The problem | Find the lines with the string "Kiev" and return them.
--- START OF Information given ---
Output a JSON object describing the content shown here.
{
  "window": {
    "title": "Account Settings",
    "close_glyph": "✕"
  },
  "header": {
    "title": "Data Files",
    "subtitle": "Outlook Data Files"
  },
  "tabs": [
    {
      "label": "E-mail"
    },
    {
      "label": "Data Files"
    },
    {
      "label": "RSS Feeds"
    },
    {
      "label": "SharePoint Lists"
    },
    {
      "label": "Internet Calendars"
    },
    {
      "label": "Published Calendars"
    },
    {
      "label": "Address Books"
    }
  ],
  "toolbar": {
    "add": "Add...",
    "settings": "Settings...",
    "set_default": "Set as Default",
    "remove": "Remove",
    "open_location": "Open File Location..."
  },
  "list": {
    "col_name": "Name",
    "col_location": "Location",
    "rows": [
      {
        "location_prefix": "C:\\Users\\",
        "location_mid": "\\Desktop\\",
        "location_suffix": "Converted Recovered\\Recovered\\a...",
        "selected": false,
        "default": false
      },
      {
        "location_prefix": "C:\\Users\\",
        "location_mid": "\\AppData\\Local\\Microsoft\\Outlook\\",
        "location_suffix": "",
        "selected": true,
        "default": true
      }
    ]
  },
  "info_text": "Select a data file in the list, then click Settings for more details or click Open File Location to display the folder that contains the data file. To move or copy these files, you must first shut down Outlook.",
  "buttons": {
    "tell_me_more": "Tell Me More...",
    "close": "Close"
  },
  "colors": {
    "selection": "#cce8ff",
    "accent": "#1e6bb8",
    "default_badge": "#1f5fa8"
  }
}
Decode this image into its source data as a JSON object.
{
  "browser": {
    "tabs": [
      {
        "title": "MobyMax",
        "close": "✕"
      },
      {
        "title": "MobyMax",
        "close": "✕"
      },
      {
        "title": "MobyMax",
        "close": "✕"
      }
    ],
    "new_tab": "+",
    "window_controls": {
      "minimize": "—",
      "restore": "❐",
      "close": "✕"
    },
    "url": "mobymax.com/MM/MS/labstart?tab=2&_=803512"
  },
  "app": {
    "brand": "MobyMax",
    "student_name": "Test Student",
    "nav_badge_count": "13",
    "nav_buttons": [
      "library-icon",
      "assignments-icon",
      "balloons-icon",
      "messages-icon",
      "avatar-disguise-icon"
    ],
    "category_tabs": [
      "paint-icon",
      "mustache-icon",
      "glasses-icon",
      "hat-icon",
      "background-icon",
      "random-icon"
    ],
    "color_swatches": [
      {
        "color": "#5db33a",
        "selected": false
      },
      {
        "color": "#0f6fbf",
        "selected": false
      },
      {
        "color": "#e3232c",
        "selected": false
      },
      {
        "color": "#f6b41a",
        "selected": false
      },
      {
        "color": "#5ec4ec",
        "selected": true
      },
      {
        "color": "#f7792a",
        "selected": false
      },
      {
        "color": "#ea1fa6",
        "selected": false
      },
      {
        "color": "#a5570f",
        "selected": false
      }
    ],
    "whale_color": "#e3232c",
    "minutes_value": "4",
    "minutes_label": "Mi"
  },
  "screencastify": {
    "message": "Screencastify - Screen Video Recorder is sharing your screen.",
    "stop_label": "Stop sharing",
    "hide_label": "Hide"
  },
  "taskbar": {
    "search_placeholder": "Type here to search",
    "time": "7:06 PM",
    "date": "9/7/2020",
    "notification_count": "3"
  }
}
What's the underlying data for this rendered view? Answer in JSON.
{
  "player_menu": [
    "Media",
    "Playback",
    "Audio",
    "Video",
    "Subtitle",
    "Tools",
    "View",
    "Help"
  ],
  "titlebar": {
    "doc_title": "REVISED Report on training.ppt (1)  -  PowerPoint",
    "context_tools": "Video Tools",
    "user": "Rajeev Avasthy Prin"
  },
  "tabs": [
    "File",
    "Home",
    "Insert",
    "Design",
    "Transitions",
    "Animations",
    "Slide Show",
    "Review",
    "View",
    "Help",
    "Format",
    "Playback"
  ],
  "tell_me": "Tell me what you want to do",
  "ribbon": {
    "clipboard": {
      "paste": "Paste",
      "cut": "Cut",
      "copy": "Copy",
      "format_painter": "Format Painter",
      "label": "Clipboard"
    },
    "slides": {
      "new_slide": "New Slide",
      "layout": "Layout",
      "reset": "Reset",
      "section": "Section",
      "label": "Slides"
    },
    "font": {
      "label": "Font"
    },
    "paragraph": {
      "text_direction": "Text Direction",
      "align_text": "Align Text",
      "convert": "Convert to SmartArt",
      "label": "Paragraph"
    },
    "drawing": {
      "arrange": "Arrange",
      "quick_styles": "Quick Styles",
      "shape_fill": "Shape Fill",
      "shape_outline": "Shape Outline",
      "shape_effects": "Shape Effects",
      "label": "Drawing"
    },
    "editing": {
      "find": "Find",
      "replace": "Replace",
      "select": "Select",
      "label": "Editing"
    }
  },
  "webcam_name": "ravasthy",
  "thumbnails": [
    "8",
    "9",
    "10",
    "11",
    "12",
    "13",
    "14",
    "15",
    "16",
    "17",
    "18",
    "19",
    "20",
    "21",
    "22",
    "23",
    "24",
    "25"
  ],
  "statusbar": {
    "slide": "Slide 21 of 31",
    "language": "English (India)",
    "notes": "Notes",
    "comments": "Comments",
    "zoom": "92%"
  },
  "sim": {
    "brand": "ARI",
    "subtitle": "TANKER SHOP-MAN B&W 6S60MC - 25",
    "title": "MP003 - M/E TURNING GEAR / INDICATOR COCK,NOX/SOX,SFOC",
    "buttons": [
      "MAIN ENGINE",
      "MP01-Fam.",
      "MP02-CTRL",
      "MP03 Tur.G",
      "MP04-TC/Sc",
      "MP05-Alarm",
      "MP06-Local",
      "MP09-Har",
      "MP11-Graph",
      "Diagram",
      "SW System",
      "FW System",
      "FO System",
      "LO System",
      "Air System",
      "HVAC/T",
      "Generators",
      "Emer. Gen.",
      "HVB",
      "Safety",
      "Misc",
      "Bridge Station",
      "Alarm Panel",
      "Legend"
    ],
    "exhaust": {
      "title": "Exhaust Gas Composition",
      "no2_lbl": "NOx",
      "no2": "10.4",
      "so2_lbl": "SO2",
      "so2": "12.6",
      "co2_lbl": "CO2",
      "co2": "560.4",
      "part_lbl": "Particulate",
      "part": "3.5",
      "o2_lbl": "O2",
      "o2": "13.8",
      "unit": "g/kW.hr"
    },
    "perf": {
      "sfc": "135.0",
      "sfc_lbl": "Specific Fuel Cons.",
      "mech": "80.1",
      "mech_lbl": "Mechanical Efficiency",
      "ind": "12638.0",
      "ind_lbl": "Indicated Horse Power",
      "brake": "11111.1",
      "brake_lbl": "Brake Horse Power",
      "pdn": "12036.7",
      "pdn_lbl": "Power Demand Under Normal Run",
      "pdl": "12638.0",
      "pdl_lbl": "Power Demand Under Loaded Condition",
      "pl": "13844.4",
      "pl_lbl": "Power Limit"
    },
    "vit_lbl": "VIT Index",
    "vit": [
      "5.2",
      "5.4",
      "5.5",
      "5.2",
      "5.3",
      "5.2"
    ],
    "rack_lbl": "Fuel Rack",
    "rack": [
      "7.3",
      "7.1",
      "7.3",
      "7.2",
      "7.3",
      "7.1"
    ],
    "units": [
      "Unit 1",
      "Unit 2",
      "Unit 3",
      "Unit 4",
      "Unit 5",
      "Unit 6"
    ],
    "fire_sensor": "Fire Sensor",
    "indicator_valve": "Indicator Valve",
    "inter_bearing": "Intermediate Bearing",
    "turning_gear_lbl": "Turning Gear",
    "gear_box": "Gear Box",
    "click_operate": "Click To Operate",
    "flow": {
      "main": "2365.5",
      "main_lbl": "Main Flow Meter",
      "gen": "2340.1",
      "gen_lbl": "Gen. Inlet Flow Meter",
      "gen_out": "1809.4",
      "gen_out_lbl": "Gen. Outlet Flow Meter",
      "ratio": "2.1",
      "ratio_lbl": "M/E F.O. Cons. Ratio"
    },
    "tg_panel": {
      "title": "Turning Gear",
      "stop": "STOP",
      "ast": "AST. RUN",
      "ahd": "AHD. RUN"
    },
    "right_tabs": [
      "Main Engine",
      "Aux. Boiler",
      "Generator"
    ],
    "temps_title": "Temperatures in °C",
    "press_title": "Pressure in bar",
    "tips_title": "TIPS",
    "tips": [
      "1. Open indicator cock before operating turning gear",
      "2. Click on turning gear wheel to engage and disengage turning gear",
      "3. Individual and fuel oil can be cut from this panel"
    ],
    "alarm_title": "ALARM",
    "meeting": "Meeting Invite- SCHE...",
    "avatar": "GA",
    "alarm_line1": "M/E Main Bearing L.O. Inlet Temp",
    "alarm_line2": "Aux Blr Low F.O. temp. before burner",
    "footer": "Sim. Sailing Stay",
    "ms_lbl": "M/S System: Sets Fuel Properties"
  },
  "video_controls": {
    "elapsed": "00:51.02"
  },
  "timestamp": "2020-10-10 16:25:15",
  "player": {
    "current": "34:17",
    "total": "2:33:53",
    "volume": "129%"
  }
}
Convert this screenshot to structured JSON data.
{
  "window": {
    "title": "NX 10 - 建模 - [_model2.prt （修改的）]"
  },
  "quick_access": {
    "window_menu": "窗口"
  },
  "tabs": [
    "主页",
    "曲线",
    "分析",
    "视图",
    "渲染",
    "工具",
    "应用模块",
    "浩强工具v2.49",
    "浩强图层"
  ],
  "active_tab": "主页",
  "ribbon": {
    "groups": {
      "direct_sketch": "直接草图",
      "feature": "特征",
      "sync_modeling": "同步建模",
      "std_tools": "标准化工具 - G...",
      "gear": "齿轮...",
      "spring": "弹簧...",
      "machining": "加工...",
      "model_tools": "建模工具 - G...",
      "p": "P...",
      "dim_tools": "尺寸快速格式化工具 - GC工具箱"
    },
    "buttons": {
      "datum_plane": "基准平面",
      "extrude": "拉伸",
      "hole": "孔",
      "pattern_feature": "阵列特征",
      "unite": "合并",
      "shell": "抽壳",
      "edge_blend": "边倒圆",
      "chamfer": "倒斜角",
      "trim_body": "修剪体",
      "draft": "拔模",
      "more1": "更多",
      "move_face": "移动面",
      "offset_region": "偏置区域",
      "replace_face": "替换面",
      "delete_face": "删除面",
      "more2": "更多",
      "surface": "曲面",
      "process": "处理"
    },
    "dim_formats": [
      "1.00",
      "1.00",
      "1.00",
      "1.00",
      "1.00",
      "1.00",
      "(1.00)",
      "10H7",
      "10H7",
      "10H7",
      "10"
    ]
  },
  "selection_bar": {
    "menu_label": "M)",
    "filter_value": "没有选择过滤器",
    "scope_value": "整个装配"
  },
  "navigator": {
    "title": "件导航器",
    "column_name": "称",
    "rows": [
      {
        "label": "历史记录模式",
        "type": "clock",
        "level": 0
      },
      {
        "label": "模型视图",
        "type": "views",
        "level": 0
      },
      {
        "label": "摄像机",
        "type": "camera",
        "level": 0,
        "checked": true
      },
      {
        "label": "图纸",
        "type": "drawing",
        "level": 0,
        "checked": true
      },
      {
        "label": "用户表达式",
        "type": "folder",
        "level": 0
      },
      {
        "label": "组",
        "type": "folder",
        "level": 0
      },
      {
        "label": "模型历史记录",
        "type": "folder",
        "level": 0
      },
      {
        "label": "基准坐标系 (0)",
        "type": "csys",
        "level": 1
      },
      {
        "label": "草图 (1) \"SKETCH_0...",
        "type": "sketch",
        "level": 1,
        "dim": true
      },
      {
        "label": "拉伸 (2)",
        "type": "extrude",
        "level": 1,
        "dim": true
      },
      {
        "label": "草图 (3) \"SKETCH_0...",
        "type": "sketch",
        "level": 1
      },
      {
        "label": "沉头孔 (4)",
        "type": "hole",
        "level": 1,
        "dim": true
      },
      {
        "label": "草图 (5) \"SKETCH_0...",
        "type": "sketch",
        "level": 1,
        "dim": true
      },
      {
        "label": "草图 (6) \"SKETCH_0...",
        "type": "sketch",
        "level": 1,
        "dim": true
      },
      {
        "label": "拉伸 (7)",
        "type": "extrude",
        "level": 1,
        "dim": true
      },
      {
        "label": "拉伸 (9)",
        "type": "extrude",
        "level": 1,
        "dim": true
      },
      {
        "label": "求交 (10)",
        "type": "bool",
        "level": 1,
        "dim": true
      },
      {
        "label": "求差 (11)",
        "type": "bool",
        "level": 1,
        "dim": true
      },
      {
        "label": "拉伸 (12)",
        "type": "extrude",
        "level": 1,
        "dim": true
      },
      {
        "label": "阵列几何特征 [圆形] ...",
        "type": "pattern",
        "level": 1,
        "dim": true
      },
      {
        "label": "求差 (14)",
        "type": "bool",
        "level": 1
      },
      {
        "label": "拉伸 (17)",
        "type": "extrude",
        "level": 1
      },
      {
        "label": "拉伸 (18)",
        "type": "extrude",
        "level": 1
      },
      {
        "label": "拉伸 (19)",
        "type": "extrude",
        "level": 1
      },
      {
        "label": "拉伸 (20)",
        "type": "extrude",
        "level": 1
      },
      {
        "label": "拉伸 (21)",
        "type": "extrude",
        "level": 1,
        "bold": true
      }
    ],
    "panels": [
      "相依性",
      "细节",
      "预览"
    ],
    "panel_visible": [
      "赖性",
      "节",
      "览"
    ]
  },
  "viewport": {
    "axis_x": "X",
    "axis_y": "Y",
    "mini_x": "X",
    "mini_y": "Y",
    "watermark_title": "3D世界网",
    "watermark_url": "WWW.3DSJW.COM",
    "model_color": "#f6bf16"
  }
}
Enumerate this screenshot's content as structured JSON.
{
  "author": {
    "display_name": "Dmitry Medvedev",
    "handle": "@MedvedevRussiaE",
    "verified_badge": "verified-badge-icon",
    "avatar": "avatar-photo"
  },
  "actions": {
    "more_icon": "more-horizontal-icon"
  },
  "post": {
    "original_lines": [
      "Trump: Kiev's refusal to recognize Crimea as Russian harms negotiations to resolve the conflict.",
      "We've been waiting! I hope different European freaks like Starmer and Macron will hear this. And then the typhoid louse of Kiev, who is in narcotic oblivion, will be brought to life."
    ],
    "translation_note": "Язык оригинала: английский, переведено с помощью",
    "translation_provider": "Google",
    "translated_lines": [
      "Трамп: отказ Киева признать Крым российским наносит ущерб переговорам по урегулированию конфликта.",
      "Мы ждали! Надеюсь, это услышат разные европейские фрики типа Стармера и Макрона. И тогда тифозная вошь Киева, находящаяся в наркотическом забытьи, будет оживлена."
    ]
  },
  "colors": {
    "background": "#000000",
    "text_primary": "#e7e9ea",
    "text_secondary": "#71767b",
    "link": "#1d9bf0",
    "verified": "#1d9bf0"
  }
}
--- END OF Information given ---
Finished task |
      "Trump: Kiev's refusal to recognize Crimea as Russian harms negotiations to resolve the conflict.",
      "We've been waiting! I hope different European freaks like Starmer and Macron will hear this. And then the typhoid louse of Kiev, who is in narcotic oblivion, will be brought to life."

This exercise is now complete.